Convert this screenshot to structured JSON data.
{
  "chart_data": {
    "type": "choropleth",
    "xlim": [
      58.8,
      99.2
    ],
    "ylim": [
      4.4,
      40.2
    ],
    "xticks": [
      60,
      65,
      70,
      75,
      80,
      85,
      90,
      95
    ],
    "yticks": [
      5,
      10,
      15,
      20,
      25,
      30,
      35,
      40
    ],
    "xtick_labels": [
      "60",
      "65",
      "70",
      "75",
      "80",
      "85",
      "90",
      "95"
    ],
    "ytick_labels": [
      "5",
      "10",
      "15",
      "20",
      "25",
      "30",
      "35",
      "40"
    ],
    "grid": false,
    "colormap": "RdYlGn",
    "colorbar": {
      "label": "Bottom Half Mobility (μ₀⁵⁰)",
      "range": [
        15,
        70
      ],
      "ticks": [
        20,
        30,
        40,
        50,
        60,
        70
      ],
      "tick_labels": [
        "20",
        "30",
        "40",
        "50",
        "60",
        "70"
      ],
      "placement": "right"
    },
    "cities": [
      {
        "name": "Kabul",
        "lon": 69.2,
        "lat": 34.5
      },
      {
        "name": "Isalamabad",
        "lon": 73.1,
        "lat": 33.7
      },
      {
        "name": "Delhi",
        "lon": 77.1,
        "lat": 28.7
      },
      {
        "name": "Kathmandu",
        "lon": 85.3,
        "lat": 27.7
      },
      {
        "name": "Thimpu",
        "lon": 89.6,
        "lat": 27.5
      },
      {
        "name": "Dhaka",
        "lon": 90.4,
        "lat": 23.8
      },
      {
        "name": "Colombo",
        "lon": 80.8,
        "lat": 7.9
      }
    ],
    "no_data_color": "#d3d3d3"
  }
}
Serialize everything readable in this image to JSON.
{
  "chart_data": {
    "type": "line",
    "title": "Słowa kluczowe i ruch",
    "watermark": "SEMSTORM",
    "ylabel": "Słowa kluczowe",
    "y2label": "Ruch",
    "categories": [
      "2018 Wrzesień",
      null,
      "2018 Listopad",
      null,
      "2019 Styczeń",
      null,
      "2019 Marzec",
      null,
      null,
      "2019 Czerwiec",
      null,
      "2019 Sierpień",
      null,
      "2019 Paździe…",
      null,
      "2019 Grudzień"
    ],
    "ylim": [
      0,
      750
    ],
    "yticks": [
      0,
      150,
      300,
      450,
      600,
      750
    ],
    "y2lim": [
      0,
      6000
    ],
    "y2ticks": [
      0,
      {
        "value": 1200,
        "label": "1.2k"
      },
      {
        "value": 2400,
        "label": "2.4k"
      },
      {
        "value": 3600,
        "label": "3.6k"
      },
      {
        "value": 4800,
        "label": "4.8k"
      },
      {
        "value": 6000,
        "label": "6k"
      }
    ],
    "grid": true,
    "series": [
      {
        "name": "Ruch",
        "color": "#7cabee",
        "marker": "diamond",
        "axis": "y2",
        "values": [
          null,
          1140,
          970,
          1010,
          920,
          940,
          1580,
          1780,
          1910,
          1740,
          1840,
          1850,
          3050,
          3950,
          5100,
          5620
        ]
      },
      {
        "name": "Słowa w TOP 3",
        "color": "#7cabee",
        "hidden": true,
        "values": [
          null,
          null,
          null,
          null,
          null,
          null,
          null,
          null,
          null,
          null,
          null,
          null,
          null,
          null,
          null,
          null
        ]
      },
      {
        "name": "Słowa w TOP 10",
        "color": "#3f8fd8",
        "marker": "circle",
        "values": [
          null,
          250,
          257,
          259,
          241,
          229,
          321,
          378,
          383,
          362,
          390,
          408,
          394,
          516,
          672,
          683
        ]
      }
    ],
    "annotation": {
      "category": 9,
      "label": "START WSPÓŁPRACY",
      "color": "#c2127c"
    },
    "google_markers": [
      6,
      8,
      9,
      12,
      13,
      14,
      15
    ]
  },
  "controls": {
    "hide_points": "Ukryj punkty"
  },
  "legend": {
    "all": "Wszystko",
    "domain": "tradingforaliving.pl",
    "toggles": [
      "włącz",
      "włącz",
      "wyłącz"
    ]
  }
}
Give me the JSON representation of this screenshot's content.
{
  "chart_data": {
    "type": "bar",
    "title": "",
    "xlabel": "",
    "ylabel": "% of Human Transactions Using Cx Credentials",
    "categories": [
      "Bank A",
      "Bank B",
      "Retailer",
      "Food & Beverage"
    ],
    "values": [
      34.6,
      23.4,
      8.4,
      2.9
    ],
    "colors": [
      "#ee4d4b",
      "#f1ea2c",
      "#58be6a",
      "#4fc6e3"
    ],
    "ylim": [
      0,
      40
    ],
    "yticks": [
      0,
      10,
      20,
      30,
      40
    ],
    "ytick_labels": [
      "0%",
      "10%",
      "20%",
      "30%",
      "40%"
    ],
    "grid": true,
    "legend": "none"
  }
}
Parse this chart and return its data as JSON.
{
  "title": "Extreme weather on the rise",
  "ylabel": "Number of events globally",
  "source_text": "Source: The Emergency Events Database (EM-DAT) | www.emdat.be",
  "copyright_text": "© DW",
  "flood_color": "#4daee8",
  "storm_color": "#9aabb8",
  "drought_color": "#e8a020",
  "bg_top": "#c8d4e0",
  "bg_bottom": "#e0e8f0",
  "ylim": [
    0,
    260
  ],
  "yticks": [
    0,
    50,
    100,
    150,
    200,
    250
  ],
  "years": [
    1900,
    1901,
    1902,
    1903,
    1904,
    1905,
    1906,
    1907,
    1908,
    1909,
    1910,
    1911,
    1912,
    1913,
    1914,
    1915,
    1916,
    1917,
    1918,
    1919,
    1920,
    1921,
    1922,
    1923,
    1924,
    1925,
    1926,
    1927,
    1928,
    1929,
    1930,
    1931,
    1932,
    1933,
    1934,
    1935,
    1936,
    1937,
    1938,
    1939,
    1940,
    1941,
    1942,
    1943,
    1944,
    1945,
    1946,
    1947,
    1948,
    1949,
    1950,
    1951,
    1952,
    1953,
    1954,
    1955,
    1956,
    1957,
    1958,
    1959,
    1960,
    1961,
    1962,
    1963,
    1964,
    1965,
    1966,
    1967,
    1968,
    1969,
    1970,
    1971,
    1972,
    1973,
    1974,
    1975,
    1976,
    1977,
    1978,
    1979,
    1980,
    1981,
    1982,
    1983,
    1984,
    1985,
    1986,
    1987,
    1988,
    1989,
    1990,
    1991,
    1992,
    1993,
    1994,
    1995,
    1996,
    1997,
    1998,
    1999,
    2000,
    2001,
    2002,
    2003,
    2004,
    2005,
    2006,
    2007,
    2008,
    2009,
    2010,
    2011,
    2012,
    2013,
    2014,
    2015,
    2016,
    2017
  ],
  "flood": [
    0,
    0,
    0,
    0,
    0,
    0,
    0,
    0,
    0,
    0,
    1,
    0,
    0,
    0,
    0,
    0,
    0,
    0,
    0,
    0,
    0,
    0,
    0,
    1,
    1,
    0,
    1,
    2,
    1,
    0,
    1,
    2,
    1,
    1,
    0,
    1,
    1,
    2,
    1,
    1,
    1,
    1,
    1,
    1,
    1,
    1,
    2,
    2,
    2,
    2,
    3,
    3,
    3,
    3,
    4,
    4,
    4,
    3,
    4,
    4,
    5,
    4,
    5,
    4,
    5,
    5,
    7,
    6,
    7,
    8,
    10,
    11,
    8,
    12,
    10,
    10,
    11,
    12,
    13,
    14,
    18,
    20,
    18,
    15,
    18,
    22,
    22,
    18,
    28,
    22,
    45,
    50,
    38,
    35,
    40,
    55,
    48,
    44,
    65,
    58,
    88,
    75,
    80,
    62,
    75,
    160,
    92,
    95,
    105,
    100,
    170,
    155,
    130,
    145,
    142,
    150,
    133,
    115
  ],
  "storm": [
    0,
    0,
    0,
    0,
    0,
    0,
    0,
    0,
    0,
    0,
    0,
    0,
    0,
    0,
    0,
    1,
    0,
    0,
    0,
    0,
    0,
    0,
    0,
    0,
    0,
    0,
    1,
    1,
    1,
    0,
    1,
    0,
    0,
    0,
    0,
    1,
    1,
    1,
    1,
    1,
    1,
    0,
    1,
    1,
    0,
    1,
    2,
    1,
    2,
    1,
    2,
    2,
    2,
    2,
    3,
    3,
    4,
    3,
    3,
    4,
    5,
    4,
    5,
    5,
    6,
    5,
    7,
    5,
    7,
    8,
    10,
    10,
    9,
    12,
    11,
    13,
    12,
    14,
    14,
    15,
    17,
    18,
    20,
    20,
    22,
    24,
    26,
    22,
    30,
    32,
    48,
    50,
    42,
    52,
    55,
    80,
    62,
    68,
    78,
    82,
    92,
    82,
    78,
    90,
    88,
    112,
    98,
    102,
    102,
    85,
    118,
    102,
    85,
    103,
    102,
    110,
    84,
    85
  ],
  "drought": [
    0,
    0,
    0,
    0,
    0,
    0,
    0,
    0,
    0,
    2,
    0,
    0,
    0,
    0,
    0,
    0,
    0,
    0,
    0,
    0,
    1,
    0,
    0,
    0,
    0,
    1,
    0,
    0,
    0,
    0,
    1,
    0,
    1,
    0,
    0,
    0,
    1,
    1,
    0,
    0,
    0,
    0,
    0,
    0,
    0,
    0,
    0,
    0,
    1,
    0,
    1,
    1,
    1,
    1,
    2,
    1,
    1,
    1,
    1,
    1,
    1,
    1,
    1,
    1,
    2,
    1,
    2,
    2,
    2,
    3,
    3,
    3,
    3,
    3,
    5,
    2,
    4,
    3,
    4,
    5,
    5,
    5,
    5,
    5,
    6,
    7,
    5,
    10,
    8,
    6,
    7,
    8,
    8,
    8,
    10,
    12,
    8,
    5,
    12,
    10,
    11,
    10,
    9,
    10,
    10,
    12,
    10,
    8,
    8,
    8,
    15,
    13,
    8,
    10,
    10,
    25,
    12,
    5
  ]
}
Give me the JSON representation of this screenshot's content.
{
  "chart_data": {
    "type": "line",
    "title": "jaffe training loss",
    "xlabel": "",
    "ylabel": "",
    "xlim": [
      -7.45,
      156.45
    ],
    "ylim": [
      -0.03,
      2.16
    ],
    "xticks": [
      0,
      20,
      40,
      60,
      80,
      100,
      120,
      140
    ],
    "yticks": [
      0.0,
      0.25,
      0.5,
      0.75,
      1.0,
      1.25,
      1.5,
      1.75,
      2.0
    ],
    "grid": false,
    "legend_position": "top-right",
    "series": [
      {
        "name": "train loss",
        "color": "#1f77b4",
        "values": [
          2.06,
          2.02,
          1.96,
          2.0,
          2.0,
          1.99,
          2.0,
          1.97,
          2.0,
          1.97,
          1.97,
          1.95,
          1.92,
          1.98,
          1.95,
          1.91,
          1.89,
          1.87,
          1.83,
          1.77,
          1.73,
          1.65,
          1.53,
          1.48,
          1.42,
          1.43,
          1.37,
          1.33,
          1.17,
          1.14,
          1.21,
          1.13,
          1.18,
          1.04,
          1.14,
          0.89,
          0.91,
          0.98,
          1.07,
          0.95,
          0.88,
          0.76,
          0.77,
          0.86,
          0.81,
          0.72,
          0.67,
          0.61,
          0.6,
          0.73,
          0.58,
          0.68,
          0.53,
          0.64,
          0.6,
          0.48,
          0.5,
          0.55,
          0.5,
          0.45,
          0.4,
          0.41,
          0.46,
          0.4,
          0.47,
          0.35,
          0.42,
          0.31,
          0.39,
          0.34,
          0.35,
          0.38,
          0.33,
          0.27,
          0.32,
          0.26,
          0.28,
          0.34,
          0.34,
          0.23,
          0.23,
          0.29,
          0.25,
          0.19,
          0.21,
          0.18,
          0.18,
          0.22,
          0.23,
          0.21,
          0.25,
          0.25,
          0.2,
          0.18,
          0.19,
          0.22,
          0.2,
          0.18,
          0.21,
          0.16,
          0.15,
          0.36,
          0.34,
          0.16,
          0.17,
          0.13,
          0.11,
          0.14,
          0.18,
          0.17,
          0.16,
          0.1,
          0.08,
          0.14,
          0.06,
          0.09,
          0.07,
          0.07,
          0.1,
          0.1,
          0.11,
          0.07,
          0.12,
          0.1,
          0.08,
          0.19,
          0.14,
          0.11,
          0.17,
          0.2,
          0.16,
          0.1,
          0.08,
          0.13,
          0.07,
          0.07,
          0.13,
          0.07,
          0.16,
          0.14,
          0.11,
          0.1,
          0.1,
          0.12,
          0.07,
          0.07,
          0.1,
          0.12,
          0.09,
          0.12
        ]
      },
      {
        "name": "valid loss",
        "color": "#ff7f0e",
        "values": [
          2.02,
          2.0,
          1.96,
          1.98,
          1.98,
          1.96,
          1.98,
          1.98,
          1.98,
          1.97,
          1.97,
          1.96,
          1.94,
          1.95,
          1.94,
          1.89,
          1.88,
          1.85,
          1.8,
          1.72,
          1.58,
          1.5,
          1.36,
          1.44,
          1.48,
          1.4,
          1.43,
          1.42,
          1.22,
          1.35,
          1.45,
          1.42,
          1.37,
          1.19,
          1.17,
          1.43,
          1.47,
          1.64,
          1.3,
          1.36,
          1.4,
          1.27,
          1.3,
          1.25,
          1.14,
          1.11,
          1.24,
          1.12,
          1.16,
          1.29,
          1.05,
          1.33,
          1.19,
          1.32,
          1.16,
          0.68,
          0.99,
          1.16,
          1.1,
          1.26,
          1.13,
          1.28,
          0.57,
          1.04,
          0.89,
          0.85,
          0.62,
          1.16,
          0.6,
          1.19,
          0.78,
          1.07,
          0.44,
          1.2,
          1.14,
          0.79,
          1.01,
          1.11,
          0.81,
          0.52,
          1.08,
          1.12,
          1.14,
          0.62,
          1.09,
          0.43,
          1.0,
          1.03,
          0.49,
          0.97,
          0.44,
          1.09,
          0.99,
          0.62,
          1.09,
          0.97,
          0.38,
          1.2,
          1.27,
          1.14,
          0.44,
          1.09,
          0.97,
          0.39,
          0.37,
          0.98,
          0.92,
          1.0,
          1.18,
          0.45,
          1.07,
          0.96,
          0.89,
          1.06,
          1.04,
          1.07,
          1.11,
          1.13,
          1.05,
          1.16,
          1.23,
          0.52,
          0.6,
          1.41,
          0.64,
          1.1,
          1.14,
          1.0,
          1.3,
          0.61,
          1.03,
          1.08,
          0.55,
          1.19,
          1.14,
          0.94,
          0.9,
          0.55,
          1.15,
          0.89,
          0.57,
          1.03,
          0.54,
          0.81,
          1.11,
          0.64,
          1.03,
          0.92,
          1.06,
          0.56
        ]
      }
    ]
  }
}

◆ **The exercise**
Pull every line containing the word "name" out of the entries above.

◆ **Result below**
        "name": "Kabul",
        "name": "Isalamabad",
        "name": "Delhi",
        "name": "Kathmandu",
        "name": "Thimpu",
        "name": "Dhaka",
        "name": "Colombo",
        "name": "Ruch",
        "name": "Słowa w TOP 3",
        "name": "Słowa w TOP 10",
        "name": "train loss",
        "name": "valid loss",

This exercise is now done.